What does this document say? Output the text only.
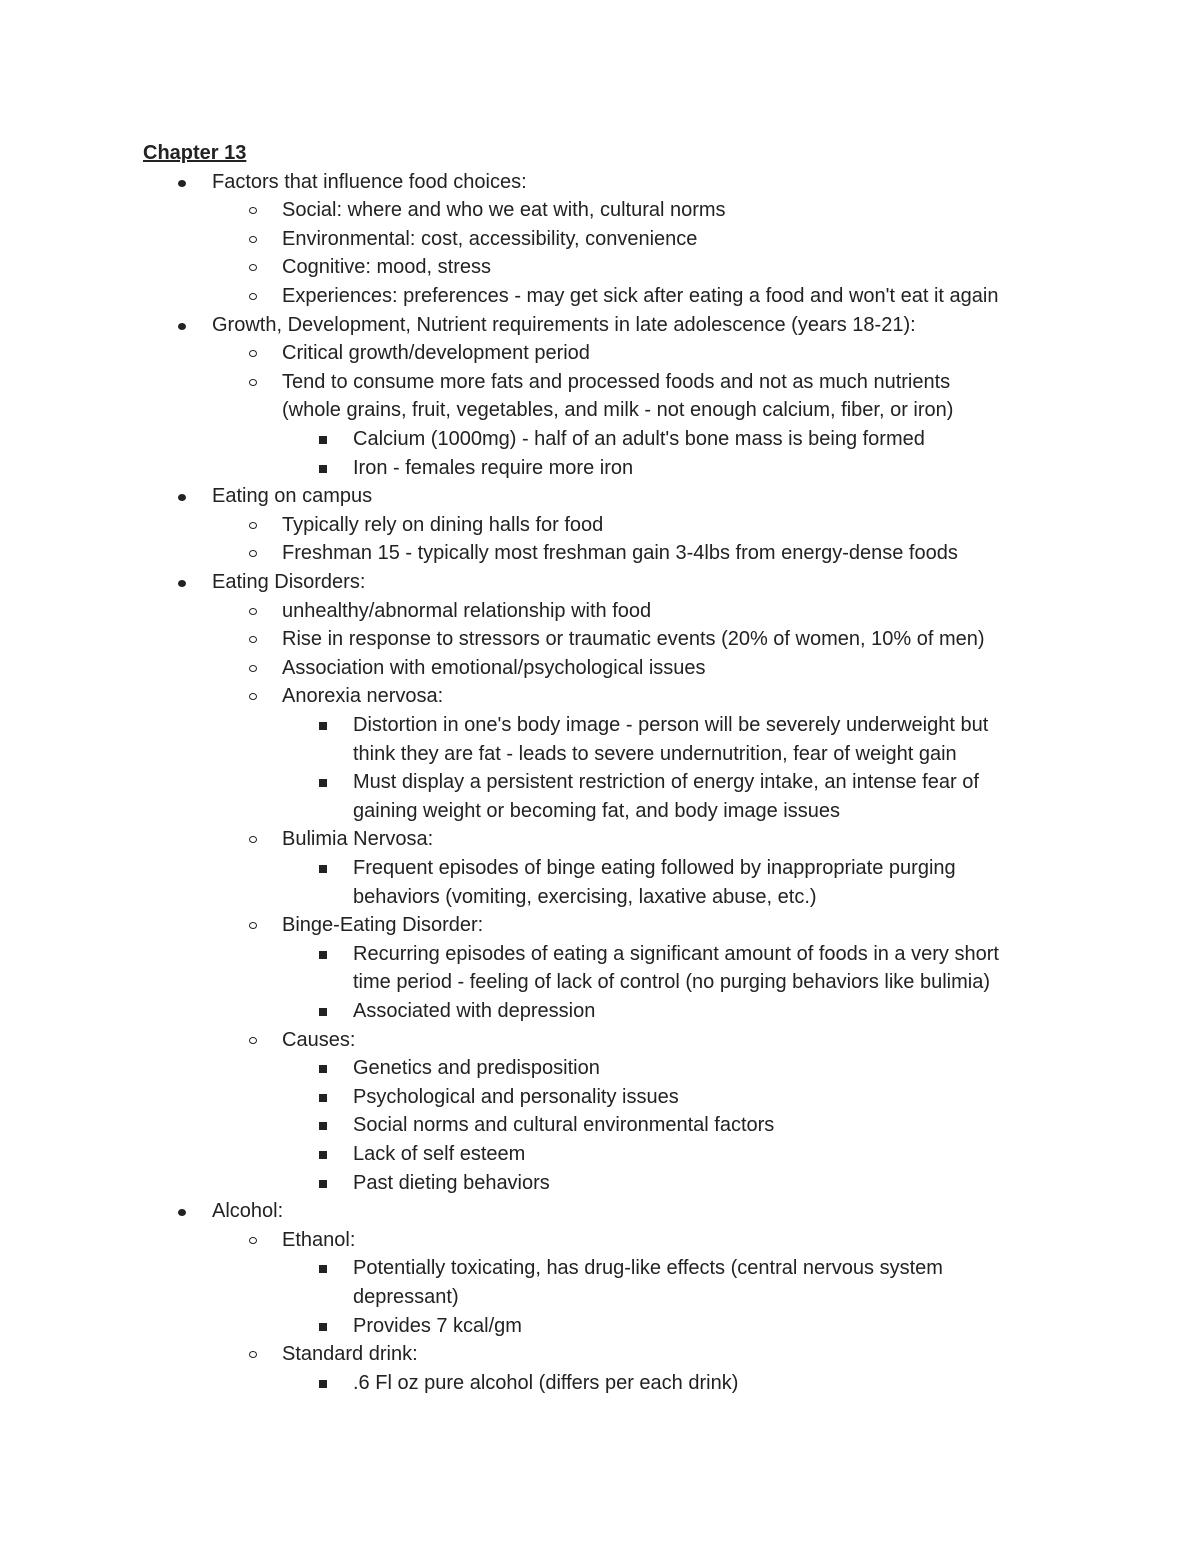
Chapter 13
Factors that influence food choices:
Social: where and who we eat with, cultural norms
Environmental: cost, accessibility, convenience
Cognitive: mood, stress
Experiences: preferences - may get sick after eating a food and won't eat it again
Growth, Development, Nutrient requirements in late adolescence (years 18-21):
Critical growth/development period
Tend to consume more fats and processed foods and not as much nutrients
(whole grains, fruit, vegetables, and milk - not enough calcium, fiber, or iron)
Calcium (1000mg) - half of an adult's bone mass is being formed
Iron - females require more iron
Eating on campus
Typically rely on dining halls for food
Freshman 15 - typically most freshman gain 3-4lbs from energy-dense foods
Eating Disorders:
unhealthy/abnormal relationship with food
Rise in response to stressors or traumatic events (20% of women, 10% of men)
Association with emotional/psychological issues
Anorexia nervosa:
Distortion in one's body image - person will be severely underweight but
think they are fat - leads to severe undernutrition, fear of weight gain
Must display a persistent restriction of energy intake, an intense fear of
gaining weight or becoming fat, and body image issues
Bulimia Nervosa:
Frequent episodes of binge eating followed by inappropriate purging
behaviors (vomiting, exercising, laxative abuse, etc.)
Binge-Eating Disorder:
Recurring episodes of eating a significant amount of foods in a very short
time period - feeling of lack of control (no purging behaviors like bulimia)
Associated with depression
Causes:
Genetics and predisposition
Psychological and personality issues
Social norms and cultural environmental factors
Lack of self esteem
Past dieting behaviors
Alcohol:
Ethanol:
Potentially toxicating, has drug-like effects (central nervous system
depressant)
Provides 7 kcal/gm
Standard drink:
.6 Fl oz pure alcohol (differs per each drink)
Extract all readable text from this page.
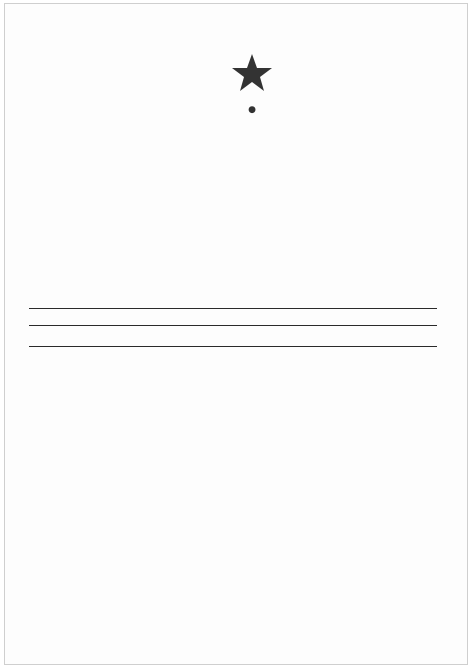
●
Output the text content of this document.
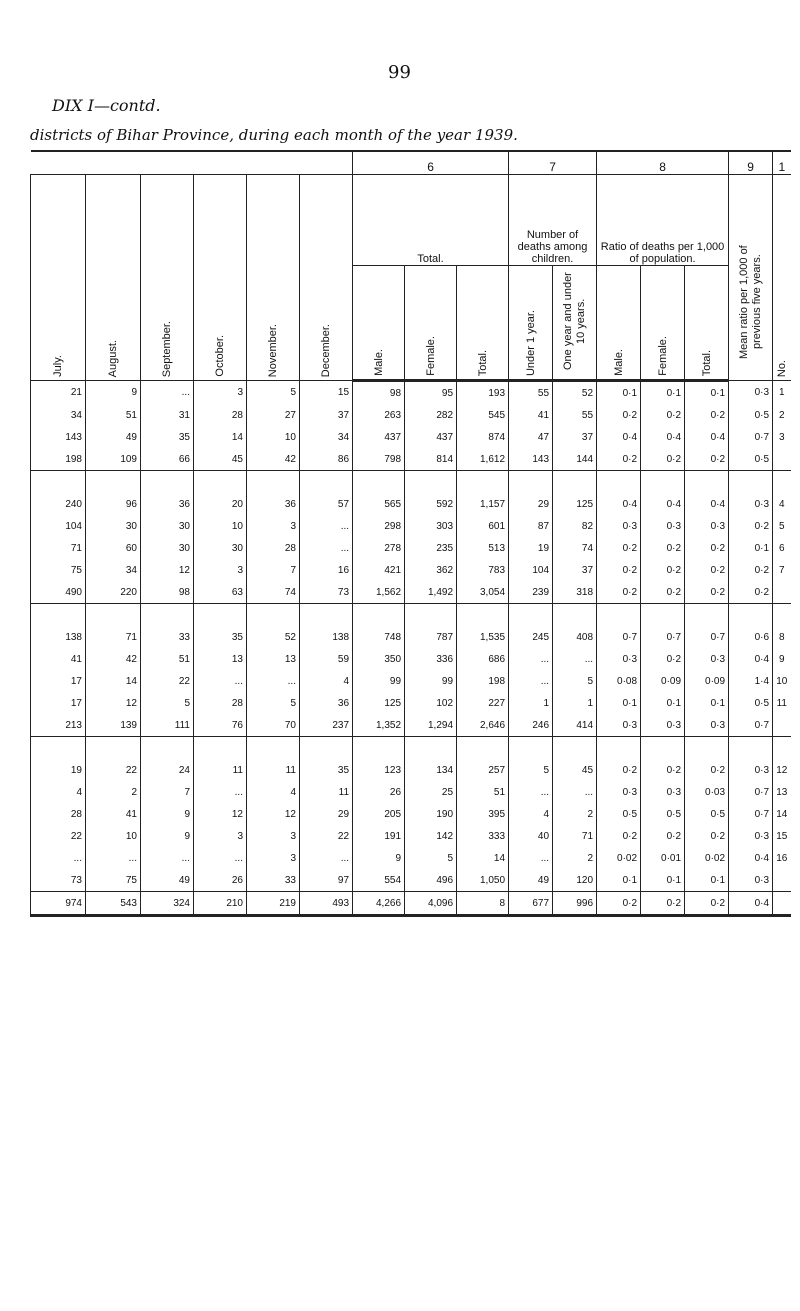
99
DIX I—contd.
districts of Bihar Province, during each month of the year 1939.
						6			7		8			9	1
July.	August.	September.	October.	November.	December.	Total.			Number of deaths among children.		Ratio of deaths per 1,000 of population.			Mean ratio per 1,000 of previous five years.	No.
						Male.	Female.	Total.	Under 1 year.	One year and under 10 years.	Male.	Female.	Total.		
21	9	...	3	5	15	98	95	193	55	52	0·1	0·1	0·1	0·3	1
34	51	31	28	27	37	263	282	545	41	55	0·2	0·2	0·2	0·5	2
143	49	35	14	10	34	437	437	874	47	37	0·4	0·4	0·4	0·7	3
198	109	66	45	42	86	798	814	1,612	143	144	0·2	0·2	0·2	0·5	

240	96	36	20	36	57	565	592	1,157	29	125	0·4	0·4	0·4	0·3	4
104	30	30	10	3	...	298	303	601	87	82	0·3	0·3	0·3	0·2	5
71	60	30	30	28	...	278	235	513	19	74	0·2	0·2	0·2	0·1	6
75	34	12	3	7	16	421	362	783	104	37	0·2	0·2	0·2	0·2	7
490	220	98	63	74	73	1,562	1,492	3,054	239	318	0·2	0·2	0·2	0·2	

138	71	33	35	52	138	748	787	1,535	245	408	0·7	0·7	0·7	0·6	8
41	42	51	13	13	59	350	336	686	...	...	0·3	0·2	0·3	0·4	9
17	14	22	...	...	4	99	99	198	...	5	0·08	0·09	0·09	1·4	10
17	12	5	28	5	36	125	102	227	1	1	0·1	0·1	0·1	0·5	11
213	139	111	76	70	237	1,352	1,294	2,646	246	414	0·3	0·3	0·3	0·7	

19	22	24	11	11	35	123	134	257	5	45	0·2	0·2	0·2	0·3	12
4	2	7	...	4	11	26	25	51	...	...	0·3	0·3	0·03	0·7	13
28	41	9	12	12	29	205	190	395	4	2	0·5	0·5	0·5	0·7	14
22	10	9	3	3	22	191	142	333	40	71	0·2	0·2	0·2	0·3	15
...	...	...	...	3	...	9	5	14	...	2	0·02	0·01	0·02	0·4	16
73	75	49	26	33	97	554	496	1,050	49	120	0·1	0·1	0·1	0·3	
974	543	324	210	219	493	4,266	4,096	8	677	996	0·2	0·2	0·2	0·4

^^^^^^^^

● Challenge
Repeat each entry precisely as it appears. Leave the pictures out.

● Answer
What does this document say? Output the text only.
Chapter 13
Factors that influence food choices:
Social: where and who we eat with, cultural norms
Environmental: cost, accessibility, convenience
Cognitive: mood, stress
Experiences: preferences - may get sick after eating a food and won't eat it again
Growth, Development, Nutrient requirements in late adolescence (years 18-21):
Critical growth/development period
Tend to consume more fats and processed foods and not as much nutrients
(whole grains, fruit, vegetables, and milk - not enough calcium, fiber, or iron)
Calcium (1000mg) - half of an adult's bone mass is being formed
Iron - females require more iron
Eating on campus
Typically rely on dining halls for food
Freshman 15 - typically most freshman gain 3-4lbs from energy-dense foods
Eating Disorders:
unhealthy/abnormal relationship with food
Rise in response to stressors or traumatic events (20% of women, 10% of men)
Association with emotional/psychological issues
Anorexia nervosa:
Distortion in one's body image - person will be severely underweight but
think they are fat - leads to severe undernutrition, fear of weight gain
Must display a persistent restriction of energy intake, an intense fear of
gaining weight or becoming fat, and body image issues
Bulimia Nervosa:
Frequent episodes of binge eating followed by inappropriate purging
behaviors (vomiting, exercising, laxative abuse, etc.)
Binge-Eating Disorder:
Recurring episodes of eating a significant amount of foods in a very short
time period - feeling of lack of control (no purging behaviors like bulimia)
Associated with depression
Causes:
Genetics and predisposition
Psychological and personality issues
Social norms and cultural environmental factors
Lack of self esteem
Past dieting behaviors
Alcohol:
Ethanol:
Potentially toxicating, has drug-like effects (central nervous system
depressant)
Provides 7 kcal/gm
Standard drink:
.6 Fl oz pure alcohol (differs per each drink)
Extract all readable text from this page.
●
Output the text content of this document.
99
DIX I—contd.
districts of Bihar Province, during each month of the year 1939.
						6			7		8			9	1
July.	August.	September.	October.	November.	December.	Total.			Number of deaths among children.		Ratio of deaths per 1,000 of population.			Mean ratio per 1,000 of previous five years.	No.
						Male.	Female.	Total.	Under 1 year.	One year and under 10 years.	Male.	Female.	Total.		
21	9	...	3	5	15	98	95	193	55	52	0·1	0·1	0·1	0·3	1
34	51	31	28	27	37	263	282	545	41	55	0·2	0·2	0·2	0·5	2
143	49	35	14	10	34	437	437	874	47	37	0·4	0·4	0·4	0·7	3
198	109	66	45	42	86	798	814	1,612	143	144	0·2	0·2	0·2	0·5	

240	96	36	20	36	57	565	592	1,157	29	125	0·4	0·4	0·4	0·3	4
104	30	30	10	3	...	298	303	601	87	82	0·3	0·3	0·3	0·2	5
71	60	30	30	28	...	278	235	513	19	74	0·2	0·2	0·2	0·1	6
75	34	12	3	7	16	421	362	783	104	37	0·2	0·2	0·2	0·2	7
490	220	98	63	74	73	1,562	1,492	3,054	239	318	0·2	0·2	0·2	0·2	

138	71	33	35	52	138	748	787	1,535	245	408	0·7	0·7	0·7	0·6	8
41	42	51	13	13	59	350	336	686	...	...	0·3	0·2	0·3	0·4	9
17	14	22	...	...	4	99	99	198	...	5	0·08	0·09	0·09	1·4	10
17	12	5	28	5	36	125	102	227	1	1	0·1	0·1	0·1	0·5	11
213	139	111	76	70	237	1,352	1,294	2,646	246	414	0·3	0·3	0·3	0·7	

19	22	24	11	11	35	123	134	257	5	45	0·2	0·2	0·2	0·3	12
4	2	7	...	4	11	26	25	51	...	...	0·3	0·3	0·03	0·7	13
28	41	9	12	12	29	205	190	395	4	2	0·5	0·5	0·5	0·7	14
22	10	9	3	3	22	191	142	333	40	71	0·2	0·2	0·2	0·3	15
...	...	...	...	3	...	9	5	14	...	2	0·02	0·01	0·02	0·4	16
73	75	49	26	33	97	554	496	1,050	49	120	0·1	0·1	0·1	0·3	
974	543	324	210	219	493	4,266	4,096	8	677	996	0·2	0·2	0·2	0·4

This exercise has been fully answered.